Instruction: Below you will find a set of lines. Repeat them all exactly.

Figure record listings:
____

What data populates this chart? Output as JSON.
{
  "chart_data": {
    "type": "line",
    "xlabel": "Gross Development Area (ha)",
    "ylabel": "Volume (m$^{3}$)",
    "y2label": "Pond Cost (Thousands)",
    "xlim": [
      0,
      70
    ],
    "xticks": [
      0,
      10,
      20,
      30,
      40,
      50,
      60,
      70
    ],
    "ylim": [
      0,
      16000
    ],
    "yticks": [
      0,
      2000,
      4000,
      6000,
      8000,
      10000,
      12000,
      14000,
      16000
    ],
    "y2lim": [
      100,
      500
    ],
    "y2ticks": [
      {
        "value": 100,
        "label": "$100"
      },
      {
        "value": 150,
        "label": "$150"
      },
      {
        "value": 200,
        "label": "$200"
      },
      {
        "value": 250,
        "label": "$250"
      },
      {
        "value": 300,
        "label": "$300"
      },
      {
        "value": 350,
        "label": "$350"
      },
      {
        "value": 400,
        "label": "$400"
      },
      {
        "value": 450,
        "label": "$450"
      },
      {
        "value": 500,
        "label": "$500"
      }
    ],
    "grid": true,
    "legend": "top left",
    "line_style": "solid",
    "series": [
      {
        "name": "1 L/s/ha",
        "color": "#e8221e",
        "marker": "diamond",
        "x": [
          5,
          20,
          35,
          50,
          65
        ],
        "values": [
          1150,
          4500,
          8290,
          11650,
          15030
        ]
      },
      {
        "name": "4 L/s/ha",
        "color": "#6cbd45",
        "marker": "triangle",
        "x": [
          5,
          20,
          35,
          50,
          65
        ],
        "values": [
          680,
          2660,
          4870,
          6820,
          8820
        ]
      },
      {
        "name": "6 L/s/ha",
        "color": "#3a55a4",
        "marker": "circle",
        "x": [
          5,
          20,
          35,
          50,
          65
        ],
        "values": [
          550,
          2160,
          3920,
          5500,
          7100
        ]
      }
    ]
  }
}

____

Reply:
What data populates this chart? Output as JSON.
{
  "chart_data": {
    "type": "line",
    "xlabel": "Gross Development Area (ha)",
    "ylabel": "Volume (m$^{3}$)",
    "y2label": "Pond Cost (Thousands)",
    "xlim": [
      0,
      70
    ],
    "xticks": [
      0,
      10,
      20,
      30,
      40,
      50,
      60,
      70
    ],
    "ylim": [
      0,
      16000
    ],
    "yticks": [
      0,
      2000,
      4000,
      6000,
      8000,
      10000,
      12000,
      14000,
      16000
    ],
    "y2lim": [
      100,
      500
    ],
    "y2ticks": [
      {
        "value": 100,
        "label": "$100"
      },
      {
        "value": 150,
        "label": "$150"
      },
      {
        "value": 200,
        "label": "$200"
      },
      {
        "value": 250,
        "label": "$250"
      },
      {
        "value": 300,
        "label": "$300"
      },
      {
        "value": 350,
        "label": "$350"
      },
      {
        "value": 400,
        "label": "$400"
      },
      {
        "value": 450,
        "label": "$450"
      },
      {
        "value": 500,
        "label": "$500"
      }
    ],
    "grid": true,
    "legend": "top left",
    "line_style": "solid",
    "series": [
      {
        "name": "1 L/s/ha",
        "color": "#e8221e",
        "marker": "diamond",
        "x": [
          5,
          20,
          35,
          50,
          65
        ],
        "values": [
          1150,
          4500,
          8290,
          11650,
          15030
        ]
      },
      {
        "name": "4 L/s/ha",
        "color": "#6cbd45",
        "marker": "triangle",
        "x": [
          5,
          20,
          35,
          50,
          65
        ],
        "values": [
          680,
          2660,
          4870,
          6820,
          8820
        ]
      },
      {
        "name": "6 L/s/ha",
        "color": "#3a55a4",
        "marker": "circle",
        "x": [
          5,
          20,
          35,
          50,
          65
        ],
        "values": [
          550,
          2160,
          3920,
          5500,
          7100
        ]
      }
    ]
  }
}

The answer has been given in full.